Saat ini, dunia secara serempak tengah memasuki era digitalisasi. Setiap negara tentunya tidak bisa berdiam diri dan harus menghadapi era ini karena digitalisasi akan memaksa masyarakat untuk mengadopsi gaya hidup baru yang tentunya akan mengubah sosial masyarakat dan juga mengubah sistem perekonomian yang sudah ada.
Dalam sebuah seminar yang dilaksanakan bertajuk Menuju Masyarakat Cashless, yang dikutip dari Youtube, Jumat (5/8/2022), Erick Thohir, Menteri BUMN, menyatakan bahwa digitalisasi ini adalah proses yang tidak bisa dihindari. Tidak hanya mengubah sistem sosial, namun digitalisasi juga mengubah peta dunia usaha dan lapangan kerja secara menyeluruh. Dalam dunia industri digital di Asia Tenggara, Indonesia rupanya telah menyumbang 40% dari keseluruhan nilai perekonomian yang ada.
Namun, meskipun Indonesia mengalami pertumbuhan ekonomi digital yang cepat, Erick mengemukakan kekhawatirannya terkait dengan rintangan yang harus dihadapi Indonesia dalam era ekonomi digital saat ini.
Baca Juga: Rey Hadirkan ReyCard, Inisiatif Pembayaran Asuransi Cashless
Menurutnya, bonus demografi yang dimiliki Indonesia saat ini akan membawa dampak yang cukup besar. Pasalnya dengan data demografi Indonesia yang saat ini 55% masyarakatnya berusia di bawah 35 tahun, maka hal ini dapat mendorong industri digital untuk terus berkembang.
Demografi saat ini yang tidak diimbangi dengan adaptasi justru dapat membuat Indonesia semakin terpuruk. Dalam hal ini, Erick menjelaskan bahwa demografi Indonesia terus tumbuh secara signifikan, sedangkan APBN yang meskipun tumbuh setiap tahunnya tapi pertumbuhannya lebih lambat dari demografi dan ekonomi digital. Jika hal ini terus berlanjut, maka Indonesia bisa mengalami kerugian yang besar.
“Konteksnya [jika kita beradaptasi terhadap pertumbuhan ekonomi digital yang tumbuh secara signifikan], akhirnya kita hanya bisa menjadi market dan akhirnya jika kita hanya jadi market, maka tidak ada investasi untuk membuka lapangan pekerjaan,” ujar Erick.
“Digital ekonomi ini sesuatu yang tentu kita harus intervensi, punya kebijakan lebih dari pemerintah. Yang mudah-mudahan kalau kita duduk bersama, kementerian bisa membuat policy yang bisa memastikan kita tidak hanya menjadi market. Kita tidak anti asing, kita tidak anti investasi dari luar negeri atau apapun. Tapi keseimbangan dari pertumbuhan yang lebih merata harus dipastikan,” lanjutnya.

**PETUNJUK LATIHAN**
Salin bagian teks tentang ekonomi digital di atas, mulai dari "Saat ini, dunia" dan terus sampai "perekonomian yang ada.".

Data deteksi tata letak dokumen:
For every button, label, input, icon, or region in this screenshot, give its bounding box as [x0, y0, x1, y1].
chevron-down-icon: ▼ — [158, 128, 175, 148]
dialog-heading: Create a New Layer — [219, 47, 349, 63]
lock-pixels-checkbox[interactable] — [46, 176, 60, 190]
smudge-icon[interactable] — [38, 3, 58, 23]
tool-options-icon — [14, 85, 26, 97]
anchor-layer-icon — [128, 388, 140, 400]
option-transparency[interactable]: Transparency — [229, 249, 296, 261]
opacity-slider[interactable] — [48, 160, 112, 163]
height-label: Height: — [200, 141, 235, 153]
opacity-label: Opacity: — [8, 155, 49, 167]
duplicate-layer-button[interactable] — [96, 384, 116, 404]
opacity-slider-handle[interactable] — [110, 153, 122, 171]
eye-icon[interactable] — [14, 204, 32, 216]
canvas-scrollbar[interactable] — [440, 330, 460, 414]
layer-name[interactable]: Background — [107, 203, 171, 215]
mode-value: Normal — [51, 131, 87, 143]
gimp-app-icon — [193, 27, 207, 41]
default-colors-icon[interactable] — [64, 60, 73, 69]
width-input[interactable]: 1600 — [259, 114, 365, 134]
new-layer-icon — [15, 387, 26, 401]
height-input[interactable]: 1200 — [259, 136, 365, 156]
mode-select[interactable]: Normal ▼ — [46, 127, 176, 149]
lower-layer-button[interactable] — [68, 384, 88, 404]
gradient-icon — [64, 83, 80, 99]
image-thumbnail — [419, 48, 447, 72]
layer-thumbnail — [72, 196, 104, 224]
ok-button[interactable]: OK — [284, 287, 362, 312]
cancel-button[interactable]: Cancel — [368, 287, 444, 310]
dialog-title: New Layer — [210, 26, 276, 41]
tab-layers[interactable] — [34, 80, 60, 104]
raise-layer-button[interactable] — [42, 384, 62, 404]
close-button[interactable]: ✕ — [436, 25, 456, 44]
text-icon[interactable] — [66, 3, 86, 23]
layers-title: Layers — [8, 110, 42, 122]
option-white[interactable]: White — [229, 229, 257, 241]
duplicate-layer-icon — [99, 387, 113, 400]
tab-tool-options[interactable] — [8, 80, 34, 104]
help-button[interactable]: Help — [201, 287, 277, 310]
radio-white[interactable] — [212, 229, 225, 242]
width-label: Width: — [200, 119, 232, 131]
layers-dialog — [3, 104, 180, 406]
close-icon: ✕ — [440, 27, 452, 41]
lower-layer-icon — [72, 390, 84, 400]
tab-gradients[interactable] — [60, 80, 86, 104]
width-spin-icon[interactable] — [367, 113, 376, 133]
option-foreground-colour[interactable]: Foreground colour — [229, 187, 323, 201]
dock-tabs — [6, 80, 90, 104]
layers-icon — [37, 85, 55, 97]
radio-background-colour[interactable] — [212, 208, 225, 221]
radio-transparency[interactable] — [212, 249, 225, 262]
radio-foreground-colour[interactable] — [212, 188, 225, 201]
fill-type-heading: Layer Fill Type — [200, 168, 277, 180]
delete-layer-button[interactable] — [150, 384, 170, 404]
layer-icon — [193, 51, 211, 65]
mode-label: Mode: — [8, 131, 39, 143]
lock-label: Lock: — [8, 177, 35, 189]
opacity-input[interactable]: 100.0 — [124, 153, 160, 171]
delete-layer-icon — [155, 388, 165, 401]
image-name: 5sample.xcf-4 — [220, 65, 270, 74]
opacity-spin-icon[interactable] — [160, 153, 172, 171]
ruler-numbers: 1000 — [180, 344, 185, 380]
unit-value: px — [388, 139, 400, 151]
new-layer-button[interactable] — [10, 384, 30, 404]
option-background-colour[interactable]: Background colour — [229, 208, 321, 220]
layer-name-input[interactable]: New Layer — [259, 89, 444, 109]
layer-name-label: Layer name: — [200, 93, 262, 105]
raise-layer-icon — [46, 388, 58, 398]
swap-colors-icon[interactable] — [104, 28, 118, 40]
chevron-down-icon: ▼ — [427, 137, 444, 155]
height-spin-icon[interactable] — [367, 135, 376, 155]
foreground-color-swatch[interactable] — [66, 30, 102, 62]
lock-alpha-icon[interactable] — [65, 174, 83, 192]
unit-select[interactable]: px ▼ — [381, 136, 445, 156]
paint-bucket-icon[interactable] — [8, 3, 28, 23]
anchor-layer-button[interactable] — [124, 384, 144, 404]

**JAWABAN TERTULIS**
Saat ini, dunia secara serempak tengah memasuki era digitalisasi. Setiap negara tentunya tidak bisa berdiam diri dan harus menghadapi era ini karena digitalisasi akan memaksa masyarakat untuk mengadopsi gaya hidup baru yang tentunya akan mengubah sosial masyarakat dan juga mengubah sistem perekonomian yang sudah ada.
Dalam sebuah seminar yang dilaksanakan bertajuk Menuju Masyarakat Cashless, yang dikutip dari Youtube, Jumat (5/8/2022), Erick Thohir, Menteri BUMN, menyatakan bahwa digitalisasi ini adalah proses yang tidak bisa dihindari. Tidak hanya mengubah sistem sosial, namun digitalisasi juga mengubah peta dunia usaha dan lapangan kerja secara menyeluruh. Dalam dunia industri digital di Asia Tenggara, Indonesia rupanya telah menyumbang 40% dari keseluruhan nilai perekonomian yang ada.